**Tekstfragment:**
:::

This document is an excerpt from the EUR-Lex website
Document 62022CN0027
Case C-27/22: Request for a preliminary ruling from the Consiglio di Stato (Italy) lodged on 11 January 2022 — Volkswagen Group Italia SpA, Volkswagen Aktiengesellschaft v Autorità Garante della Concorrenza e del Mercato
Zaak C-27/22: Verzoek om een prejudiciële beslissing ingediend door de Consiglio di Stato (Italië) op 11 januari 2022 — Volkswagen Group Italia S.p.A., Volkswagen Aktiengesellschaft / Autorità Garante della Concorrenza e del Mercato
Zaak C-27/22: Verzoek om een prejudiciële beslissing ingediend door de Consiglio di Stato (Italië) op 11 januari 2022 — Volkswagen Group Italia S.p.A., Volkswagen Aktiengesellschaft / Autorità Garante della Concorrenza e del Mercato
PB C 128 van 21.3.2022, p. 11–11
(BG, ES, CS, DA, DE, ET, EL, EN, FR, HR, IT, LV, LT, HU, MT, NL, PL, PT, RO, SK, SL, FI, SV)
PB C 128 van 21.3.2022, p. 5–5
(GA)
21.3.2022 |
NL |
Publicatieblad van de Europese Unie |
C 128/11 |
Verzoek om een prejudiciële beslissing ingediend door de Consiglio di Stato (Italië) op 11 januari 2022 — Volkswagen Group Italia S.p.A., Volkswagen Aktiengesellschaft / Autorità Garante della Concorrenza e del Mercato
(Zaak C-27/22)
(2022/C 128/15)

:::

**Te beoordelen gegevens:**

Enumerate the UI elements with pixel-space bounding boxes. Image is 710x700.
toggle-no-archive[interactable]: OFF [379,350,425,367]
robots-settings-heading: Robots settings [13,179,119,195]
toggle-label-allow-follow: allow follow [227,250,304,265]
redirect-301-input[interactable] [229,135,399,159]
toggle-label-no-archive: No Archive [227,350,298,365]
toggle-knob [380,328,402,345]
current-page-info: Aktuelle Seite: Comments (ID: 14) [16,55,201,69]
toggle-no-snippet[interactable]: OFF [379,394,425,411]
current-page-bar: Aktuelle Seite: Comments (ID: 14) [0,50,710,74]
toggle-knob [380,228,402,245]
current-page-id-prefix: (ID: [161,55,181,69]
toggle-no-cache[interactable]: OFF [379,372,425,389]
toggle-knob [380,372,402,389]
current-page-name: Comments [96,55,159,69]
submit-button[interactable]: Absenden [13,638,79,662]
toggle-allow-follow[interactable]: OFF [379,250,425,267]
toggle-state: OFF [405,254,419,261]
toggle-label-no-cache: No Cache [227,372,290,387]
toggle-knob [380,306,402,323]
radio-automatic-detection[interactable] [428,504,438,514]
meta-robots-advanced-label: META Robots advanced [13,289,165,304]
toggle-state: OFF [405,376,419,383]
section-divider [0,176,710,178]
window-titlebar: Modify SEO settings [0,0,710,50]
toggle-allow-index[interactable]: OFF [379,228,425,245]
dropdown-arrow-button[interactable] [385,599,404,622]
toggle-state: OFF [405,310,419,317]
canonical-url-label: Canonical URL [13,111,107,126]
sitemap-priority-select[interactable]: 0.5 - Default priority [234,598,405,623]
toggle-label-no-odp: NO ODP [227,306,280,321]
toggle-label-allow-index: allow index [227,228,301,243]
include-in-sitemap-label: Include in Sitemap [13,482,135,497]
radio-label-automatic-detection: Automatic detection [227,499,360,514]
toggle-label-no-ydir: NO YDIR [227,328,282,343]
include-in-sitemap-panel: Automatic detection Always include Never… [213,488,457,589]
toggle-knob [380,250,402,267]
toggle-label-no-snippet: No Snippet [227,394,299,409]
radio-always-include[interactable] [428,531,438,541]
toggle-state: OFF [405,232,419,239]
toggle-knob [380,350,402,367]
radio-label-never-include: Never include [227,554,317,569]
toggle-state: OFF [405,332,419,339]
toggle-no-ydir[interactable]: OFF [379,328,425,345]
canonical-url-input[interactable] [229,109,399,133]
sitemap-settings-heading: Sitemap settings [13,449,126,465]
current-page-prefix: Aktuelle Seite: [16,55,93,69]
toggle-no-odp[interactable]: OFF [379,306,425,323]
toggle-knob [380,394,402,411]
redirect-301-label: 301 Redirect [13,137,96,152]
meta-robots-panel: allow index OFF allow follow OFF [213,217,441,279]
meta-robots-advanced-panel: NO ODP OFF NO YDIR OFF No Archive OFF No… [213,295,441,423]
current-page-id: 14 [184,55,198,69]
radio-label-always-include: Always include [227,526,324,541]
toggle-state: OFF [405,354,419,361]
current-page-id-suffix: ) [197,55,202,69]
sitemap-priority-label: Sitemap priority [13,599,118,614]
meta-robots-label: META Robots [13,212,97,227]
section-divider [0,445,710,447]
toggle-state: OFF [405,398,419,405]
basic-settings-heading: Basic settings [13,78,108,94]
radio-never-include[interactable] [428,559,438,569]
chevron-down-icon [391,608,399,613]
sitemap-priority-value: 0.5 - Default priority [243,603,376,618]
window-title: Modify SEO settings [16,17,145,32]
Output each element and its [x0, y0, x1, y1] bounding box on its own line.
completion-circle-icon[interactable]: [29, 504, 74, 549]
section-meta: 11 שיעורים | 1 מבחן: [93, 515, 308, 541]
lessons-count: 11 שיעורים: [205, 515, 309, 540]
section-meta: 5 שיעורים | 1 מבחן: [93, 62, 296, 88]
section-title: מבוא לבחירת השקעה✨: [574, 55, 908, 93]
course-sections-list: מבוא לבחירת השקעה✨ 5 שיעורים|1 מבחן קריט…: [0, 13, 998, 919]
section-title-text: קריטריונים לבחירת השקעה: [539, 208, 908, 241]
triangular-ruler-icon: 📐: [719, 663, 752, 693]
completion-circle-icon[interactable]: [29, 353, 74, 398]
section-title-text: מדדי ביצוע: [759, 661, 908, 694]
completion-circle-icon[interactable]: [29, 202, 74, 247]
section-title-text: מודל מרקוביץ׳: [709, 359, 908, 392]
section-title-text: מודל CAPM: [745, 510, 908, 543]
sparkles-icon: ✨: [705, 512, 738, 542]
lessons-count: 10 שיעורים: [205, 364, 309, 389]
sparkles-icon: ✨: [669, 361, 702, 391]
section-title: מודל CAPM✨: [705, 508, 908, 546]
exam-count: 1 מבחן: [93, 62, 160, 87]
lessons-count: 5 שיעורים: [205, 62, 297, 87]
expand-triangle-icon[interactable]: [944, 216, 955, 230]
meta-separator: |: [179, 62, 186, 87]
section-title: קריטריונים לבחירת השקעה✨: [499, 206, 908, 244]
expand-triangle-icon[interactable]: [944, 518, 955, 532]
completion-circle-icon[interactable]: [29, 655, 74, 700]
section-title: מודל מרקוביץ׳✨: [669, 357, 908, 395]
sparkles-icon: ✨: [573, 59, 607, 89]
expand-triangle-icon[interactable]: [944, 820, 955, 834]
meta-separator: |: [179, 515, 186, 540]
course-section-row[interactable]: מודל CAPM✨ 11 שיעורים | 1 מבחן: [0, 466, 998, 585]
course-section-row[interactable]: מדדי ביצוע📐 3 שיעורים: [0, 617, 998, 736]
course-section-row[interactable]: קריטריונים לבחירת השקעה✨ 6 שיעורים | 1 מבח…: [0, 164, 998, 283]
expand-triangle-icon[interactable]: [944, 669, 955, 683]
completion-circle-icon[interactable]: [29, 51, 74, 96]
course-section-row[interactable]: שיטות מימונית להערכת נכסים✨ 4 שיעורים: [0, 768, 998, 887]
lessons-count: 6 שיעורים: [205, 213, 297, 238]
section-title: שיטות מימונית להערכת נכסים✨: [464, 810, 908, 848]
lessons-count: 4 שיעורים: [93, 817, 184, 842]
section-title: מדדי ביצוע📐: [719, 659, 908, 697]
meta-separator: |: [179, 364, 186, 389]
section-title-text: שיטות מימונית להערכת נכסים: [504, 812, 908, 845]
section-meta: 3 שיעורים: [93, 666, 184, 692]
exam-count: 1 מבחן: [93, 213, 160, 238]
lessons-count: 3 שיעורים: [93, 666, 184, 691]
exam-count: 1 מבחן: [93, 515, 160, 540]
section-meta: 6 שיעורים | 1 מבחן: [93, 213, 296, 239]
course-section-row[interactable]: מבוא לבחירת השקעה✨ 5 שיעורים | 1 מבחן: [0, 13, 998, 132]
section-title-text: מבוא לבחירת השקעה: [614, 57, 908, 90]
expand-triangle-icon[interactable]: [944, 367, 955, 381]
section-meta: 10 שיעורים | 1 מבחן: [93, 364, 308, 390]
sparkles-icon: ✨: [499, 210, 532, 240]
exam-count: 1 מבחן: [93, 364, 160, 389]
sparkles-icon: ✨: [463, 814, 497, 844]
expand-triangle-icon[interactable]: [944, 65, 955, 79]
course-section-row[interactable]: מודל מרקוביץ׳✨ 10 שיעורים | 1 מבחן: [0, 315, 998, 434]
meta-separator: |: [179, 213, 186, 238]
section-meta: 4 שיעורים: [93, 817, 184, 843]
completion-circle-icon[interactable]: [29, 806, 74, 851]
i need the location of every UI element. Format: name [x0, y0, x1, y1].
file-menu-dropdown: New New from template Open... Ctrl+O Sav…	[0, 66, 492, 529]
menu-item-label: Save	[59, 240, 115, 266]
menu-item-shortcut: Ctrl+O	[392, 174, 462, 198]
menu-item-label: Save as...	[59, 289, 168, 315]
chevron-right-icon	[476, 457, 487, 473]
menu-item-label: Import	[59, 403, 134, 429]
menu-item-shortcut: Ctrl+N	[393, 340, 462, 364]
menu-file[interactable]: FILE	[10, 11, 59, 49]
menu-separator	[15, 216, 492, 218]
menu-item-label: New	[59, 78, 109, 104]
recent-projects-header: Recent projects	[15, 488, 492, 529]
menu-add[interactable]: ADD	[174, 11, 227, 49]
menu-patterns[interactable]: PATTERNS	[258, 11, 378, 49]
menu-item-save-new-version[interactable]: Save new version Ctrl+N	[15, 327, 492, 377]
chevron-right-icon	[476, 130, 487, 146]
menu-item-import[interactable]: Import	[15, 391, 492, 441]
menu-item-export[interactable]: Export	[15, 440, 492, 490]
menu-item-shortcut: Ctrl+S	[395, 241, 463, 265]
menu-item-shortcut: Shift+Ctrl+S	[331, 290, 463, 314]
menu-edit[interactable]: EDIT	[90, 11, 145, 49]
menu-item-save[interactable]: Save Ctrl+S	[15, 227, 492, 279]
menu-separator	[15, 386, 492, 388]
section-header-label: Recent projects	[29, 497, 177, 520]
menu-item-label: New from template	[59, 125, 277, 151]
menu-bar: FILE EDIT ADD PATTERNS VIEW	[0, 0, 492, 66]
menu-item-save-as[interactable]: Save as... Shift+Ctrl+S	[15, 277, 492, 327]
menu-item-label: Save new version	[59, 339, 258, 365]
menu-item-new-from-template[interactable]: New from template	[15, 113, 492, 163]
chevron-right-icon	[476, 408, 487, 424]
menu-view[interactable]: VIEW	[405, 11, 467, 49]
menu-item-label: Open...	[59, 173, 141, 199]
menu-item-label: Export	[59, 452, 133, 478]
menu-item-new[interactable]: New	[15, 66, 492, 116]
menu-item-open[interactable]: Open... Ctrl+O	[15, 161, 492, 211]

:::

**Opdrachten:**
1. Schrijf uit het tekstfragment woordelijk over van "PB C 128 van 21.3.2022, p. 5–5" tot en met "(Zaak C-27/22)".
2. Op welke datum werd volgens het tekstfragment het verzoek om een prejudiciële beslissing ingediend?

**Antwoorden:**
1.
PB C 128 van 21.3.2022, p. 5–5
(GA)
21.3.2022 |
NL |
Publicatieblad van de Europese Unie |
C 128/11 |
Verzoek om een prejudiciële beslissing ingediend door de Consiglio di Stato (Italië) op 11 januari 2022 — Volkswagen Group Italia S.p.A., Volkswagen Aktiengesellschaft / Autorità Garante della Concorrenza e del Mercato
(Zaak C-27/22)

2. Op 11 januari 2022.